=== Task data ===

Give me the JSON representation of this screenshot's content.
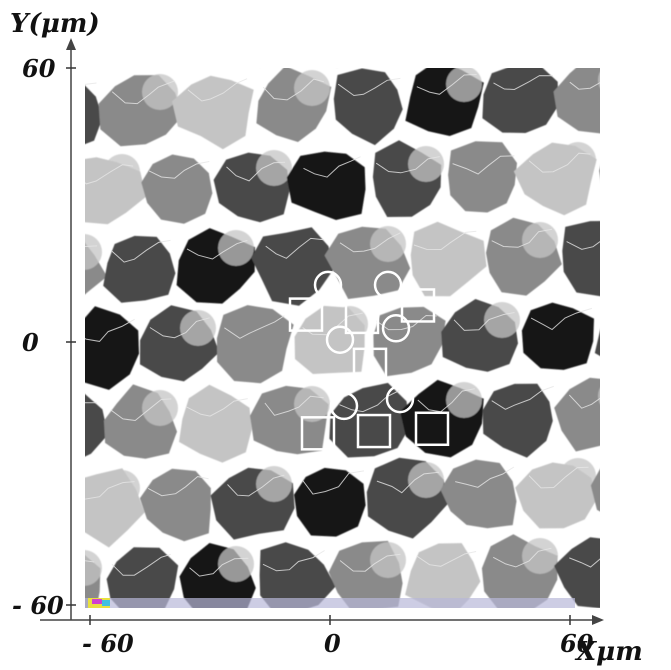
{
  "figure": {
    "y_axis_label": "Y(μm)",
    "x_axis_label": "Xμm",
    "y_ticks": [
      {
        "value": 60,
        "label": "60"
      },
      {
        "value": 0,
        "label": "0"
      },
      {
        "value": -60,
        "label": "- 60"
      }
    ],
    "x_ticks": [
      {
        "value": -60,
        "label": "- 60"
      },
      {
        "value": 0,
        "label": "0"
      },
      {
        "value": 60,
        "label": "60"
      }
    ],
    "range_um": [
      -60,
      60
    ],
    "colors": {
      "black": "#141414",
      "dark_gray": "#4a4a4a",
      "mid_gray": "#8a8a8a",
      "light_gray": "#c4c4c4",
      "white": "#ffffff",
      "marker": "#ffffff",
      "axis": "#333333"
    },
    "markers": {
      "circles": [
        {
          "x": -0.5,
          "y": 12.5
        },
        {
          "x": 14.5,
          "y": 12.5
        },
        {
          "x": 2.5,
          "y": 0.5
        },
        {
          "x": 16.5,
          "y": 3
        },
        {
          "x": 3.5,
          "y": -14
        },
        {
          "x": 17.5,
          "y": -12.5
        }
      ],
      "squares": [
        {
          "x": -6,
          "y": 6
        },
        {
          "x": 8,
          "y": 5.5
        },
        {
          "x": 22,
          "y": 8
        },
        {
          "x": 10,
          "y": -5
        },
        {
          "x": -3,
          "y": -20
        },
        {
          "x": 11,
          "y": -19.5
        },
        {
          "x": 25.5,
          "y": -19
        }
      ]
    }
  }
}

===

Print out the lines exactly, skipping any picture.

[Exercise output]:
Give me the JSON representation of this screenshot's content.
{
  "figure": {
    "y_axis_label": "Y(μm)",
    "x_axis_label": "Xμm",
    "y_ticks": [
      {
        "value": 60,
        "label": "60"
      },
      {
        "value": 0,
        "label": "0"
      },
      {
        "value": -60,
        "label": "- 60"
      }
    ],
    "x_ticks": [
      {
        "value": -60,
        "label": "- 60"
      },
      {
        "value": 0,
        "label": "0"
      },
      {
        "value": 60,
        "label": "60"
      }
    ],
    "range_um": [
      -60,
      60
    ],
    "colors": {
      "black": "#141414",
      "dark_gray": "#4a4a4a",
      "mid_gray": "#8a8a8a",
      "light_gray": "#c4c4c4",
      "white": "#ffffff",
      "marker": "#ffffff",
      "axis": "#333333"
    },
    "markers": {
      "circles": [
        {
          "x": -0.5,
          "y": 12.5
        },
        {
          "x": 14.5,
          "y": 12.5
        },
        {
          "x": 2.5,
          "y": 0.5
        },
        {
          "x": 16.5,
          "y": 3
        },
        {
          "x": 3.5,
          "y": -14
        },
        {
          "x": 17.5,
          "y": -12.5
        }
      ],
      "squares": [
        {
          "x": -6,
          "y": 6
        },
        {
          "x": 8,
          "y": 5.5
        },
        {
          "x": 22,
          "y": 8
        },
        {
          "x": 10,
          "y": -5
        },
        {
          "x": -3,
          "y": -20
        },
        {
          "x": 11,
          "y": -19.5
        },
        {
          "x": 25.5,
          "y": -19
        }
      ]
    }
  }
}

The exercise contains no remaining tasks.